Dataset items:
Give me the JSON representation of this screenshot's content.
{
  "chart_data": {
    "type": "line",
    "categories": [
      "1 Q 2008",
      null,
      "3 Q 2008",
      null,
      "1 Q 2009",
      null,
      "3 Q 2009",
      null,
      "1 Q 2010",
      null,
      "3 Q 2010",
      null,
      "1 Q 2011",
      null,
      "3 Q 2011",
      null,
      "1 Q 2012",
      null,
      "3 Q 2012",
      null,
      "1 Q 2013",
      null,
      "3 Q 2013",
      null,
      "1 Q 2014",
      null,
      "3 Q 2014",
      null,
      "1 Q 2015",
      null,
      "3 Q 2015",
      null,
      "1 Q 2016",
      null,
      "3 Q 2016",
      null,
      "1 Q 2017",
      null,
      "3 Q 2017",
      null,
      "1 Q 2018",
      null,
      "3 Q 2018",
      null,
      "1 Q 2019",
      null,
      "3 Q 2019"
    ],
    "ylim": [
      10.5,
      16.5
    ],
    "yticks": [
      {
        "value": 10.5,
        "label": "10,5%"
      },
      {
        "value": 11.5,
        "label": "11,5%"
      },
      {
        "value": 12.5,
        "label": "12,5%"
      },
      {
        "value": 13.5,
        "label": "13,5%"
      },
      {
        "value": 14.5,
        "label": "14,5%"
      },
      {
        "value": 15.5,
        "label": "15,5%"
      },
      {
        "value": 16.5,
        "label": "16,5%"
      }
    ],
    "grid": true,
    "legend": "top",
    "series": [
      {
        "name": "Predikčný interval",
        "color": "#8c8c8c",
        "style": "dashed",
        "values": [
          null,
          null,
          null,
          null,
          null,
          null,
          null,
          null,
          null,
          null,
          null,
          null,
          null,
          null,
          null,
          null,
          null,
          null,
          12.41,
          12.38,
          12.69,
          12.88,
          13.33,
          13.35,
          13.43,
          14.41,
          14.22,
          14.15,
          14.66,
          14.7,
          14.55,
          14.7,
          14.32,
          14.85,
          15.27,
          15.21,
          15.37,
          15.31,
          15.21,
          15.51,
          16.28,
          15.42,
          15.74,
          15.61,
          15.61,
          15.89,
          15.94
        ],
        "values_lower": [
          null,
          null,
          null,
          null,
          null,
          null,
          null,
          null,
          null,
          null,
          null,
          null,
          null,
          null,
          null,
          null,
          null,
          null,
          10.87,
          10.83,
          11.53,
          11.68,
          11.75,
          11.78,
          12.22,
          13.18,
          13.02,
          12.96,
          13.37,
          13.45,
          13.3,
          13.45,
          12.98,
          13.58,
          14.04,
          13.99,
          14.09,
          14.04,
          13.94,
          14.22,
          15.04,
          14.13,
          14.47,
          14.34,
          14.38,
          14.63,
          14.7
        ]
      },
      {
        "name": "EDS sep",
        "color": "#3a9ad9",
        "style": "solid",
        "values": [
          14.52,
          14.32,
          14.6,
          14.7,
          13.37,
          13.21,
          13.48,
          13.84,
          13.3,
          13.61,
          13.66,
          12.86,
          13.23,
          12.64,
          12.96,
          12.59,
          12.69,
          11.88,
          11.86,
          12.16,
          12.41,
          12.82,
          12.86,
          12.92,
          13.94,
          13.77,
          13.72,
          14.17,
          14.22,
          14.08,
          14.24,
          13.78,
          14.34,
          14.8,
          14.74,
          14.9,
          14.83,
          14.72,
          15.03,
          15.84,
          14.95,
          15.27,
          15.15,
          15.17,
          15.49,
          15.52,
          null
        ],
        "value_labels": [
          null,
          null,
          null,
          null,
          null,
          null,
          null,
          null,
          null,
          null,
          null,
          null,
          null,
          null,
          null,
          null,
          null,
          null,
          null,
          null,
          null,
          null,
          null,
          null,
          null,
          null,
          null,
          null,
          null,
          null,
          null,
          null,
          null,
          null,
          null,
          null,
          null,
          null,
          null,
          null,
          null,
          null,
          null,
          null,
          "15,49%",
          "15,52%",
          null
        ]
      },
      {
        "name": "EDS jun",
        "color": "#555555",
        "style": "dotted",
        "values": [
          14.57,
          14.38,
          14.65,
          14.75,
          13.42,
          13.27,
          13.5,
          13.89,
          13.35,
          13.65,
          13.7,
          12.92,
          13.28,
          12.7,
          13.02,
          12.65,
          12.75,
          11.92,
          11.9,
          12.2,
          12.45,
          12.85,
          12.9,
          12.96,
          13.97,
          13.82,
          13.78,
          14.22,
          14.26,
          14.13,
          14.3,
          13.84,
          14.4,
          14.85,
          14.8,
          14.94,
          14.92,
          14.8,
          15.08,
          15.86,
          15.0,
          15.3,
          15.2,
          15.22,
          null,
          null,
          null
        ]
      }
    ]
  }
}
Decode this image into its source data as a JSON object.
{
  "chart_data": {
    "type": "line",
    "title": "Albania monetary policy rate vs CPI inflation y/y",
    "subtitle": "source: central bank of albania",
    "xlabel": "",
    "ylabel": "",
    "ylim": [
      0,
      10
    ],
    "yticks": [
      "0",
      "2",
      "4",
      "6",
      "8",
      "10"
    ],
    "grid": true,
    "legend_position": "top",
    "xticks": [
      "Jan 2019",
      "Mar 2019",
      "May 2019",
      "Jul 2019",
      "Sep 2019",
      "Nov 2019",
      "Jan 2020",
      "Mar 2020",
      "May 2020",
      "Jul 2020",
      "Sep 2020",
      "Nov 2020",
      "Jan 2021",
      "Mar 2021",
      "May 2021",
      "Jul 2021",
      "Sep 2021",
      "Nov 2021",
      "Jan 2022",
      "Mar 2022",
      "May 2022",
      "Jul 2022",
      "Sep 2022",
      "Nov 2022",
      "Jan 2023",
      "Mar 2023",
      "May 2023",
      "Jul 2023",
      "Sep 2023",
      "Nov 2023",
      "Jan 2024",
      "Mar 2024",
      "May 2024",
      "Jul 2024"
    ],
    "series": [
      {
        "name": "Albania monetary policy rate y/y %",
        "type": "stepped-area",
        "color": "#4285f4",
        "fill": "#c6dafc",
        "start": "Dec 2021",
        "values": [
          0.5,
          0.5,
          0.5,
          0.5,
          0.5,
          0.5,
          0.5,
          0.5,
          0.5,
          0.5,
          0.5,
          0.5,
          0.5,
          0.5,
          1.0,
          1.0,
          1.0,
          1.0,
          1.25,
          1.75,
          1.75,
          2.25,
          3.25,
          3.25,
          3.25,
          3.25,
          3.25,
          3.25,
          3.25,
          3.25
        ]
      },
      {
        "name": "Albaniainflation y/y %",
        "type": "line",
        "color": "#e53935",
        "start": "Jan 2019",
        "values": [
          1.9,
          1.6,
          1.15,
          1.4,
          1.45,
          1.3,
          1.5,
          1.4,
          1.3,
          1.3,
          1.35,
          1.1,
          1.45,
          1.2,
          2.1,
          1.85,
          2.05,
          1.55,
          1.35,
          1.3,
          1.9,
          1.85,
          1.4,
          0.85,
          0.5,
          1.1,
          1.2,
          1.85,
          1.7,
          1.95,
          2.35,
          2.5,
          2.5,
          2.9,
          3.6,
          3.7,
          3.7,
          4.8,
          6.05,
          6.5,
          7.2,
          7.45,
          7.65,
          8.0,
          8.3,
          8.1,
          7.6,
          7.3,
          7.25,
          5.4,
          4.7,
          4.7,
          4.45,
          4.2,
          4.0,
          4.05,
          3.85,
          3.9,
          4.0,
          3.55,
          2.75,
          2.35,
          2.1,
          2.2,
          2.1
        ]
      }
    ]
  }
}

### Work to do
Count the lines above that contain the word "type". Give only the number.

### Worked solution
4